- [TASK DETAILS] Return only the number of lines in the entries below that hold the word "checking".

- [DATA FOR THIS EXERCISE]
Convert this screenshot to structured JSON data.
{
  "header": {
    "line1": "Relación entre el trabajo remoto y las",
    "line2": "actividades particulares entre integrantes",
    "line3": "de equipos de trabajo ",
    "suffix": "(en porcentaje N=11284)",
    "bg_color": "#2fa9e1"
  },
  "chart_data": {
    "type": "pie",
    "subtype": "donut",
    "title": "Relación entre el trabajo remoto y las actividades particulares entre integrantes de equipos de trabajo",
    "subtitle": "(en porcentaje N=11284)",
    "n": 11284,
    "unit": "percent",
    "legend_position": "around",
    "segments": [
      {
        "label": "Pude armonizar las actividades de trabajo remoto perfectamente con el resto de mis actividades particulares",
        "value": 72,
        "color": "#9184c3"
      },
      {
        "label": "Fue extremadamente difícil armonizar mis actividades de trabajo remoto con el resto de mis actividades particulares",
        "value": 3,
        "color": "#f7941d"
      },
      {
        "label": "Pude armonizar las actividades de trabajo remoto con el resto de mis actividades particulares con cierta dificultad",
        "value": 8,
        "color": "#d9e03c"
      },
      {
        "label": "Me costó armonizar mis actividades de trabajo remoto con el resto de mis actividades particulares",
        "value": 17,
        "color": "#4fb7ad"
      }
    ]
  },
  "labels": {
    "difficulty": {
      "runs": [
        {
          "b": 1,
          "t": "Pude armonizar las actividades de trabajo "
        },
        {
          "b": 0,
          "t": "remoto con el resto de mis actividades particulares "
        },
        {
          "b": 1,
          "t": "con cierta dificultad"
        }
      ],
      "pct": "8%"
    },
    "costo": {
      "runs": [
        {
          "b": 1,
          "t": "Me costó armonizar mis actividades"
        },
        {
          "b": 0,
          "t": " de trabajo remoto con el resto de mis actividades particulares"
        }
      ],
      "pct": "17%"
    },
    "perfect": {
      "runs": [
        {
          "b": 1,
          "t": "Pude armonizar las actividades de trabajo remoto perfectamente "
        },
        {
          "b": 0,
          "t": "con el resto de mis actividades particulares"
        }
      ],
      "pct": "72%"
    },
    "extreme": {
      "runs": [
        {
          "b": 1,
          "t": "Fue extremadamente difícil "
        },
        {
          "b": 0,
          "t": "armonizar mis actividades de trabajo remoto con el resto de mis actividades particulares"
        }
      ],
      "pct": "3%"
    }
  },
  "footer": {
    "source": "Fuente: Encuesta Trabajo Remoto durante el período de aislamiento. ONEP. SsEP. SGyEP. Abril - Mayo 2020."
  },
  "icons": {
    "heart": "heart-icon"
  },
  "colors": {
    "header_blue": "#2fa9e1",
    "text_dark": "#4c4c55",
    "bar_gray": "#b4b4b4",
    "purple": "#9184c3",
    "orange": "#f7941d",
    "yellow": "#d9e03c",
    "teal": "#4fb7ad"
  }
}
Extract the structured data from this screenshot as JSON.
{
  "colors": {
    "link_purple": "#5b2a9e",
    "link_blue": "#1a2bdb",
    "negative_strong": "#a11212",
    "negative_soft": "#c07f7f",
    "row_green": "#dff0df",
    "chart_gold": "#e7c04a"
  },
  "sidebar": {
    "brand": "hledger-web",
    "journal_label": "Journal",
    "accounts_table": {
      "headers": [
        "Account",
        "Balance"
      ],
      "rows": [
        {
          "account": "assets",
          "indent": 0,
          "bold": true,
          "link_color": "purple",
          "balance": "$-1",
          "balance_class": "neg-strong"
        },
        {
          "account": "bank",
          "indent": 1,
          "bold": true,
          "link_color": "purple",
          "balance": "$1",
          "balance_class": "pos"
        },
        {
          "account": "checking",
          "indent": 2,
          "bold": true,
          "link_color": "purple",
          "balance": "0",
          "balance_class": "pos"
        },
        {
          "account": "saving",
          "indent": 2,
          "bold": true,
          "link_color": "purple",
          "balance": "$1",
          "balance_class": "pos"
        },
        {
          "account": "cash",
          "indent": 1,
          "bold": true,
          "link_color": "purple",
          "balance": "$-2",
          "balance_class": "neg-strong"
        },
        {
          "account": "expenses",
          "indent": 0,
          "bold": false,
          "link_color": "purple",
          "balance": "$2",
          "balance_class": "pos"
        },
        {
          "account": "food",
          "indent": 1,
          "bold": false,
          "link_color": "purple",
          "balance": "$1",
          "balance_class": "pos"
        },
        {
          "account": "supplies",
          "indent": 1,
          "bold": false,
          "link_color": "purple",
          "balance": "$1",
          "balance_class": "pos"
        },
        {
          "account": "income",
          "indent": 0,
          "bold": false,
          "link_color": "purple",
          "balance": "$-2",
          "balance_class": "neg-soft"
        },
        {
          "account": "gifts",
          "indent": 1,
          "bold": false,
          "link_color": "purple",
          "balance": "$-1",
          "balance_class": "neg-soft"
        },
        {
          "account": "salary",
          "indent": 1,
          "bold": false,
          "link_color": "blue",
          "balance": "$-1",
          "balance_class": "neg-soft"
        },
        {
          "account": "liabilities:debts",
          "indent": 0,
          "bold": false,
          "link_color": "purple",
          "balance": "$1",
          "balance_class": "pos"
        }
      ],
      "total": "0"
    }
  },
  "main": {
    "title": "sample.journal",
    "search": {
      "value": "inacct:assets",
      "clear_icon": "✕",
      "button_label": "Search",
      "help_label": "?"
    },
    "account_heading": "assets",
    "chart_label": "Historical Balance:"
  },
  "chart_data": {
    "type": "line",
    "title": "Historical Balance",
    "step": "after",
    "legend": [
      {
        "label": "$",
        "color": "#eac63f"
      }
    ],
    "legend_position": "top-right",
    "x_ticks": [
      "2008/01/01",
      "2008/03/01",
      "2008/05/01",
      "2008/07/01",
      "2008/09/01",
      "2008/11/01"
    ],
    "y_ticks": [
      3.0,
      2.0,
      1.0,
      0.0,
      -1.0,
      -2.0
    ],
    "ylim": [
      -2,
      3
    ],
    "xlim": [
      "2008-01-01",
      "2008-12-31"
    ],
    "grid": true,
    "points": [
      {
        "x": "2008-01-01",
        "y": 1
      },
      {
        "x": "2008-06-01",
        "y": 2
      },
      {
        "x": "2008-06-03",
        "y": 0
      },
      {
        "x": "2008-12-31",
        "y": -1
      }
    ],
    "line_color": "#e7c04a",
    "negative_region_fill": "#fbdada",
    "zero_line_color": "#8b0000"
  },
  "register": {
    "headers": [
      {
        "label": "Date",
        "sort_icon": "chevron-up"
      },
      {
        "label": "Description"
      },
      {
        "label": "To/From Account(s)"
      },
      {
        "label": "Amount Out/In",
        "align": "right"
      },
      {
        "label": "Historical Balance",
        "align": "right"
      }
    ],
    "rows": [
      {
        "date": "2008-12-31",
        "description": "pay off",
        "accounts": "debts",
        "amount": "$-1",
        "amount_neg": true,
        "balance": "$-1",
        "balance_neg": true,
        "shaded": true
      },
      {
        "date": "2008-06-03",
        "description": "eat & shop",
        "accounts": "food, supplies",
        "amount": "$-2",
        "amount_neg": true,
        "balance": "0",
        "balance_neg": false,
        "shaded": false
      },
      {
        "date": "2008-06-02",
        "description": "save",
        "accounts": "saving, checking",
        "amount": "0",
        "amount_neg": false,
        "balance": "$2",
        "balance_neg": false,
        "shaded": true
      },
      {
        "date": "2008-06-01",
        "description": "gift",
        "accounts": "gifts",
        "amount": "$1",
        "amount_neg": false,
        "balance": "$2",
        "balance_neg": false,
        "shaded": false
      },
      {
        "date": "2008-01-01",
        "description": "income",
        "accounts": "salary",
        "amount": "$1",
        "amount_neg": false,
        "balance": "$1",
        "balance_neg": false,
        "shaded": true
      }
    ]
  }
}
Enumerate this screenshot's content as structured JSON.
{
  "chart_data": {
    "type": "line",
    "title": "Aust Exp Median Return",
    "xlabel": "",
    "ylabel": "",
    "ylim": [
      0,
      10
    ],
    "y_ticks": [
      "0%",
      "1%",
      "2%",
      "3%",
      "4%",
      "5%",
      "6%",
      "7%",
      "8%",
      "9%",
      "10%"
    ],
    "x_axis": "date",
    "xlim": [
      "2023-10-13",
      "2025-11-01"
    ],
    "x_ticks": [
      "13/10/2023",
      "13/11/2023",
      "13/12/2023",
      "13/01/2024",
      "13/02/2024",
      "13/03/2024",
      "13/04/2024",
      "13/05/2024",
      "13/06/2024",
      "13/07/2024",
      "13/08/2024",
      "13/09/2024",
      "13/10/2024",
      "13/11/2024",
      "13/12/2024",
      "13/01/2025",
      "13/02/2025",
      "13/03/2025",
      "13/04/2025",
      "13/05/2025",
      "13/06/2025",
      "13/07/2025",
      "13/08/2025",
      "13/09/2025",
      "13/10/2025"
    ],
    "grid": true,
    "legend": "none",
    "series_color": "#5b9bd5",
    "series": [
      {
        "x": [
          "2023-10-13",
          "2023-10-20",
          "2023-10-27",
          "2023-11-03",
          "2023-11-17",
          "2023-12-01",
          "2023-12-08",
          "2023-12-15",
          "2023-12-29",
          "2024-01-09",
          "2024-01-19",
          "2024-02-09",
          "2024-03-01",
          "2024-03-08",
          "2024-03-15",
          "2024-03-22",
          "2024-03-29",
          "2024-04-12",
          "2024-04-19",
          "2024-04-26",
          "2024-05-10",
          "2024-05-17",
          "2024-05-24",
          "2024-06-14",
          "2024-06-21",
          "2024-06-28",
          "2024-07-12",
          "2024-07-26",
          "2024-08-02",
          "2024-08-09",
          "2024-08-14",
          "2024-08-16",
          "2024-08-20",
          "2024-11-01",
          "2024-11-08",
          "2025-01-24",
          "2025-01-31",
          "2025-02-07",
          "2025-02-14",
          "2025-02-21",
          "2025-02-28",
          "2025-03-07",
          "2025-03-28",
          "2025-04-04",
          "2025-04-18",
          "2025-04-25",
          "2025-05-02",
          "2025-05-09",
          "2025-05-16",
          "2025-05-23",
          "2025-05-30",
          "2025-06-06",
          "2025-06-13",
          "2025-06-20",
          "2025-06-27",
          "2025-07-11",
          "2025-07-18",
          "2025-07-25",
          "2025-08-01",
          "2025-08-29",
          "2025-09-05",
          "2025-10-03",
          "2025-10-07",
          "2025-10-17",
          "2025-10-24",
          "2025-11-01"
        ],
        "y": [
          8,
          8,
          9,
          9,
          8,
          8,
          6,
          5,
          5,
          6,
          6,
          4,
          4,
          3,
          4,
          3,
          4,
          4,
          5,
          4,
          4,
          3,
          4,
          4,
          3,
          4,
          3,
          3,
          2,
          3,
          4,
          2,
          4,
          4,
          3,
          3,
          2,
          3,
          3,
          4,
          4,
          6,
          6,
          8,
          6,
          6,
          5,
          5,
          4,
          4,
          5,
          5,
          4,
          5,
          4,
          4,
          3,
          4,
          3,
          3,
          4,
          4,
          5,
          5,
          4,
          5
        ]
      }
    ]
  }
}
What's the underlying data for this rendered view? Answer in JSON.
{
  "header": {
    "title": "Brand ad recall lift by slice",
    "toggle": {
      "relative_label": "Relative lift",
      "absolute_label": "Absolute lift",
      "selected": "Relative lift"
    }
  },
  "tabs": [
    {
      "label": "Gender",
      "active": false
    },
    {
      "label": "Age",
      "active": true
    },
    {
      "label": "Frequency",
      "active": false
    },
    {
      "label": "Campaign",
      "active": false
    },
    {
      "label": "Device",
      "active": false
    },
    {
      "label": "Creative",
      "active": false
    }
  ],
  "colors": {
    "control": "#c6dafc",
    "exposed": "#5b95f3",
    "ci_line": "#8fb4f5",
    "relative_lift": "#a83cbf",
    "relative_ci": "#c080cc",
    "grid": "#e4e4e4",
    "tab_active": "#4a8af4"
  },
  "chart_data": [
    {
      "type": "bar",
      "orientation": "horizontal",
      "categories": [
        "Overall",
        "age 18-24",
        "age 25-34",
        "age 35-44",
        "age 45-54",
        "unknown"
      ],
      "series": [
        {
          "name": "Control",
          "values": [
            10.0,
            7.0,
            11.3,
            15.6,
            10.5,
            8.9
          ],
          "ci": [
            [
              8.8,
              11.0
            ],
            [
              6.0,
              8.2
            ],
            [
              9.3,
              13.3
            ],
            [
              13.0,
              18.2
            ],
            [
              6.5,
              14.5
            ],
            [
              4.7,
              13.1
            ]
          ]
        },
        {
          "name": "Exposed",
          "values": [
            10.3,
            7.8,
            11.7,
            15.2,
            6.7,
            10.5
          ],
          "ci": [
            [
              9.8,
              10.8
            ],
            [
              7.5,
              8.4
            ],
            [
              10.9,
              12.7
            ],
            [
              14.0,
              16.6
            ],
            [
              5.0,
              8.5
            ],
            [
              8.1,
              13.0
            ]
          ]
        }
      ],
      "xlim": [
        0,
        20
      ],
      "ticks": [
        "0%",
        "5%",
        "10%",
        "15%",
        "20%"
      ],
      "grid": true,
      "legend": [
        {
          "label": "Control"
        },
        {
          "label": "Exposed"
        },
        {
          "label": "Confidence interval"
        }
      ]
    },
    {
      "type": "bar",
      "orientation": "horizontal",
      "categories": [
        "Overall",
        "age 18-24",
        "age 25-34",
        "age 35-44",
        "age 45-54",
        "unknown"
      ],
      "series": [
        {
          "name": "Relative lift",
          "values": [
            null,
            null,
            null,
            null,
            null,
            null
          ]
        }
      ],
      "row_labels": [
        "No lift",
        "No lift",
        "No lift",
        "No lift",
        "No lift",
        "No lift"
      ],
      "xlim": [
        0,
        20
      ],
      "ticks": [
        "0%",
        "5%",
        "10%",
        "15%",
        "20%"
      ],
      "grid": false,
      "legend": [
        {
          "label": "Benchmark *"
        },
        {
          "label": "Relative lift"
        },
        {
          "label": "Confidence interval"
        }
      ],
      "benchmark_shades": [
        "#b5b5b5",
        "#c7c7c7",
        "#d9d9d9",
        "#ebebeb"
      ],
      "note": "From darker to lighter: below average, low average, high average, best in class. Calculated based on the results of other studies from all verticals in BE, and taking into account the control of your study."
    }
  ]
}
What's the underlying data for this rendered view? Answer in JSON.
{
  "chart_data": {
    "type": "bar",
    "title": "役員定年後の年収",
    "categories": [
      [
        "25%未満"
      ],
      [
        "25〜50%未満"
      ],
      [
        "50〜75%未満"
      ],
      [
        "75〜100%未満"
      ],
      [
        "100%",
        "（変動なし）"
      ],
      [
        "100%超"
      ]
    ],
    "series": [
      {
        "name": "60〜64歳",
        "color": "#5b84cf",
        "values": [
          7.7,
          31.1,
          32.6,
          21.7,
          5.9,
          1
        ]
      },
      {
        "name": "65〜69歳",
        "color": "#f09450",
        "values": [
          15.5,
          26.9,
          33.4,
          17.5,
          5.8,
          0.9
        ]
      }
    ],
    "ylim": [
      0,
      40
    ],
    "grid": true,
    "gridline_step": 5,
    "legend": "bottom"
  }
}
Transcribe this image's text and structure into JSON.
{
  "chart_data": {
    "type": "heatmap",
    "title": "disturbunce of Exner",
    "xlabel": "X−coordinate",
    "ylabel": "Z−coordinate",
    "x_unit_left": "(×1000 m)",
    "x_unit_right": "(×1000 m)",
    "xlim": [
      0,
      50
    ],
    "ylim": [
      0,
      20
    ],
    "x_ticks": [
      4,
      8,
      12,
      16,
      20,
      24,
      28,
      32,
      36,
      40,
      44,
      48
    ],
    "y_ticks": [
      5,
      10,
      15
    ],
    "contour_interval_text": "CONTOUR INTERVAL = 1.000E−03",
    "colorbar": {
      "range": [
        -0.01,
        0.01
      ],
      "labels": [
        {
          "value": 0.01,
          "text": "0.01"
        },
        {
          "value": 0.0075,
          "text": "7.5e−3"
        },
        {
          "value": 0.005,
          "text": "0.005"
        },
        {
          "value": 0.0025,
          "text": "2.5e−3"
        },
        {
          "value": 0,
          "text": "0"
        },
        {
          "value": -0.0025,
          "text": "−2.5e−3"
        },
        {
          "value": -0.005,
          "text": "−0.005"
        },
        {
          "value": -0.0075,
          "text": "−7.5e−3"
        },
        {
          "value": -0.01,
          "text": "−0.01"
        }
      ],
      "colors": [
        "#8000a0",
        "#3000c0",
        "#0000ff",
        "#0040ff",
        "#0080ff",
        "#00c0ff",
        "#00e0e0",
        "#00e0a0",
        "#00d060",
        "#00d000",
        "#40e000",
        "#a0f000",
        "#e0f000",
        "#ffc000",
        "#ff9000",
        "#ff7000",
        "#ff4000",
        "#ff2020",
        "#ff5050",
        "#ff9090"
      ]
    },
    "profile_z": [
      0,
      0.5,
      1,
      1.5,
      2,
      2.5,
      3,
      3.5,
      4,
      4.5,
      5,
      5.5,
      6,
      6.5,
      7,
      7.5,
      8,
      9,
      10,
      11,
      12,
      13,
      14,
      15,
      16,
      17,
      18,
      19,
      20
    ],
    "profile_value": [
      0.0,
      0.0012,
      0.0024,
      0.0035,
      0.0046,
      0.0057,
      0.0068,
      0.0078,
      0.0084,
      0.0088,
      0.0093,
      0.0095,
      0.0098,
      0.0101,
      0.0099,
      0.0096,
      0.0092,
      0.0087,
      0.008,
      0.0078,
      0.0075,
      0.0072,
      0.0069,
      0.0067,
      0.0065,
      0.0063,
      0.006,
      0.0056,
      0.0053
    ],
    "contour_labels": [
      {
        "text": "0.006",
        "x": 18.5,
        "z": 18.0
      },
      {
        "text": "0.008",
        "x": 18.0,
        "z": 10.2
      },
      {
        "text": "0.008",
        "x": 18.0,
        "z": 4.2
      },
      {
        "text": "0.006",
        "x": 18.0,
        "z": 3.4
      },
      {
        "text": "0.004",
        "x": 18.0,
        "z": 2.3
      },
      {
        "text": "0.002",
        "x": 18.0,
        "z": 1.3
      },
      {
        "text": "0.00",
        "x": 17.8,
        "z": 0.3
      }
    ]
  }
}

- [FULL ANSWER] 2